Dataset items
[Begin]

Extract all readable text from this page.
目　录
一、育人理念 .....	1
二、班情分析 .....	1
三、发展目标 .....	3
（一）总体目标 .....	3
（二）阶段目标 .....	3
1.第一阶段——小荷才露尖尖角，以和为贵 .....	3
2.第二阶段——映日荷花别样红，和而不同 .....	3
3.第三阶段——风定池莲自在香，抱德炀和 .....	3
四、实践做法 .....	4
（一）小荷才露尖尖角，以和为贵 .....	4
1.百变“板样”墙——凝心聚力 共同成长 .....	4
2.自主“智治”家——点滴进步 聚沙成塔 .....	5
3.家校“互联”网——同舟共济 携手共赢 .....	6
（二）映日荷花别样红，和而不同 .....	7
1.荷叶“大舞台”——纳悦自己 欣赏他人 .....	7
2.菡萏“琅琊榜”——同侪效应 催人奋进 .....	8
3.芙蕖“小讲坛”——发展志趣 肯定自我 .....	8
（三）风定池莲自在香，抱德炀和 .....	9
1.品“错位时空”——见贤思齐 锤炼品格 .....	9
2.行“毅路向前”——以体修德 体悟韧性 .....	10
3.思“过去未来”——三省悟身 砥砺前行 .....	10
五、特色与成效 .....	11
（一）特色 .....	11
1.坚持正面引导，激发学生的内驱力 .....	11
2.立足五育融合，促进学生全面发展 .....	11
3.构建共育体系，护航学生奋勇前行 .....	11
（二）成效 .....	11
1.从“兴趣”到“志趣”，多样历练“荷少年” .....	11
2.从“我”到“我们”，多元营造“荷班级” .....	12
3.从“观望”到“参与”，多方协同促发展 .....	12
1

[End]
[Begin]

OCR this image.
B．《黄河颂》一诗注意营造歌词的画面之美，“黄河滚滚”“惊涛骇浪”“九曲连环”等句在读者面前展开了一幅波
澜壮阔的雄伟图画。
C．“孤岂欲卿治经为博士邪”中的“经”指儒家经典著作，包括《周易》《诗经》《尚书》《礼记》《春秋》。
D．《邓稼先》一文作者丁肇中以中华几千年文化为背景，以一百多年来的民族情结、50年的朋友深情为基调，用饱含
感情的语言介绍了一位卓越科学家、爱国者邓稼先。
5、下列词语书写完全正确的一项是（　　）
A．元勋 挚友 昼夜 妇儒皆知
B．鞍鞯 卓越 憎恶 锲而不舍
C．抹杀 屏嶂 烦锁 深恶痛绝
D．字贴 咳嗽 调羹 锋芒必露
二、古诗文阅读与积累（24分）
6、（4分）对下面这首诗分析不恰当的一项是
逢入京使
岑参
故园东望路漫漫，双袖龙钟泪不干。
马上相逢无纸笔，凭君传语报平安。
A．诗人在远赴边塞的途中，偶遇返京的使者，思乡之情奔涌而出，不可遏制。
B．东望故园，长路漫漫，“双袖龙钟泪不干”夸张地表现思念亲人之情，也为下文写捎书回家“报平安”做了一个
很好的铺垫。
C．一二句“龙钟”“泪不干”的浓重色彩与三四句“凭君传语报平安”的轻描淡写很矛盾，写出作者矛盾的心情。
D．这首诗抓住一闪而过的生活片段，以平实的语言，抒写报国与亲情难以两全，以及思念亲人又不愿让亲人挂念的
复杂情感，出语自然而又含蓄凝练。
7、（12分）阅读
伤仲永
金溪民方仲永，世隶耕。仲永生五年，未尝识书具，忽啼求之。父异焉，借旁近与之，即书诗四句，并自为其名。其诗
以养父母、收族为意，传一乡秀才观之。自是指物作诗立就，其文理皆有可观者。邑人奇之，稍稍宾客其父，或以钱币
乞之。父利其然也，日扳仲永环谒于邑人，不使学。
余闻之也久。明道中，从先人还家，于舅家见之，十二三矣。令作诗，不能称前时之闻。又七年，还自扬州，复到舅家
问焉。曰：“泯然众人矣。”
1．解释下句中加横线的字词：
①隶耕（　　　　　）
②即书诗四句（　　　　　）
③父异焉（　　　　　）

[End]
[Begin]

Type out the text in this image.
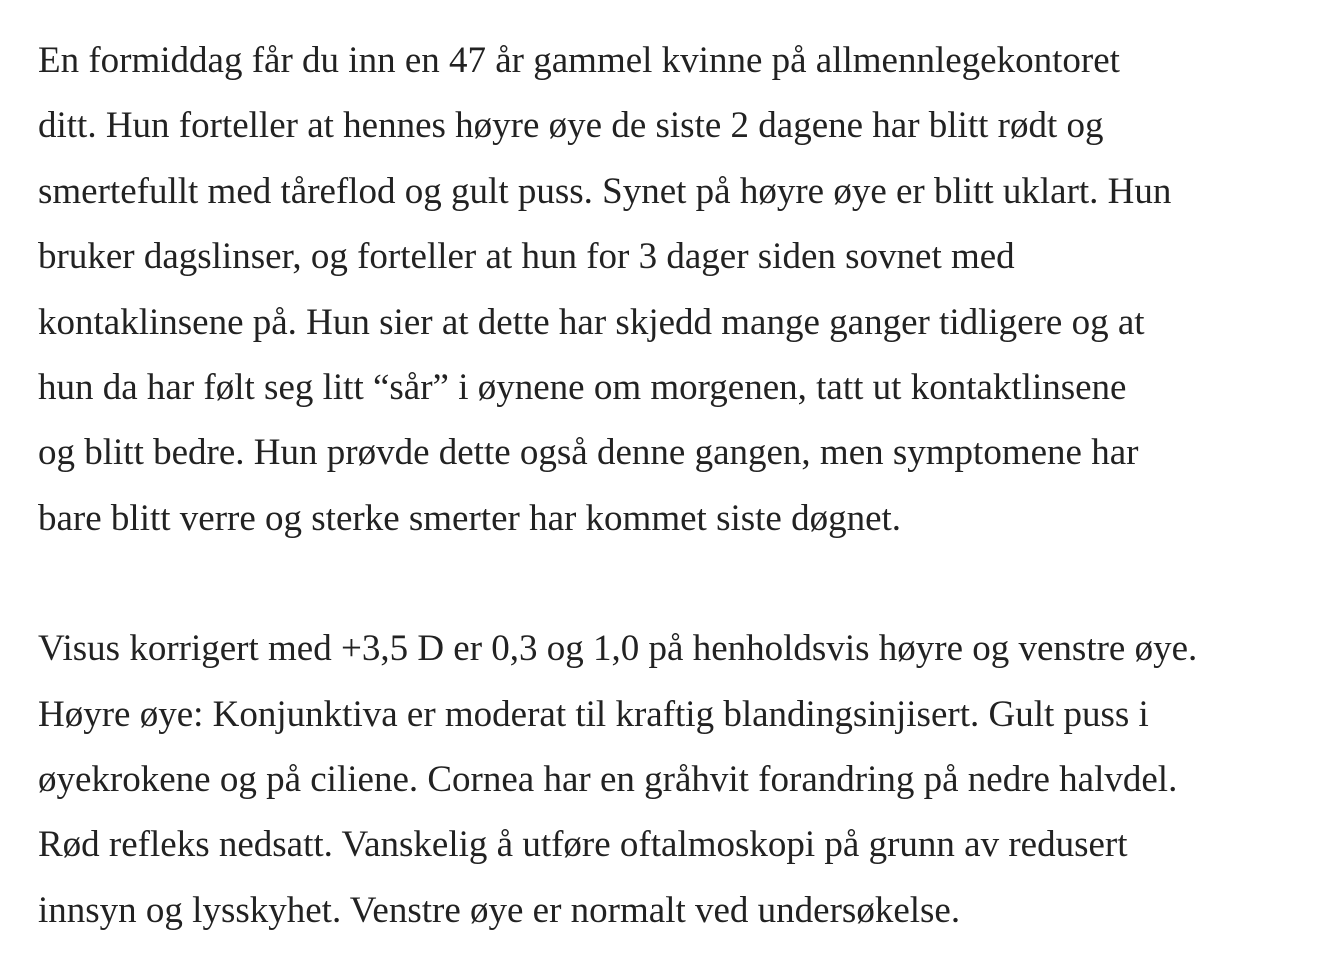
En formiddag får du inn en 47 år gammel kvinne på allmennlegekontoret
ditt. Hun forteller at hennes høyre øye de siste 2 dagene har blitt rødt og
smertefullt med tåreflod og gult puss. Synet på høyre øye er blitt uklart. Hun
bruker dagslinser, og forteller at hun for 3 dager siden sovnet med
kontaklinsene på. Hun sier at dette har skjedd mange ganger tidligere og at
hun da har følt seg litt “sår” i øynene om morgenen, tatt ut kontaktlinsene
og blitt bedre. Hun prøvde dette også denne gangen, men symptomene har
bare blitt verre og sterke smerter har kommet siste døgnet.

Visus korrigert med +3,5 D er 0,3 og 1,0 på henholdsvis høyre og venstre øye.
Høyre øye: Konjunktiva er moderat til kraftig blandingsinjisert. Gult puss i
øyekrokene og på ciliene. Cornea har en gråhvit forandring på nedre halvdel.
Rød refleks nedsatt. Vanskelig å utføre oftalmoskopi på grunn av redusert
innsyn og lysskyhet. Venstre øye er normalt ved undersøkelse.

[End]

[WHAT IS ASKED]:
Using the records above, gather all lines where the string "双袖龙钟泪不干" is present.

[RESPONSE TO THE TASK]:
故园东望路漫漫，双袖龙钟泪不干。
B．东望故园，长路漫漫，“双袖龙钟泪不干”夸张地表现思念亲人之情，也为下文写捎书回家“报平安”做了一个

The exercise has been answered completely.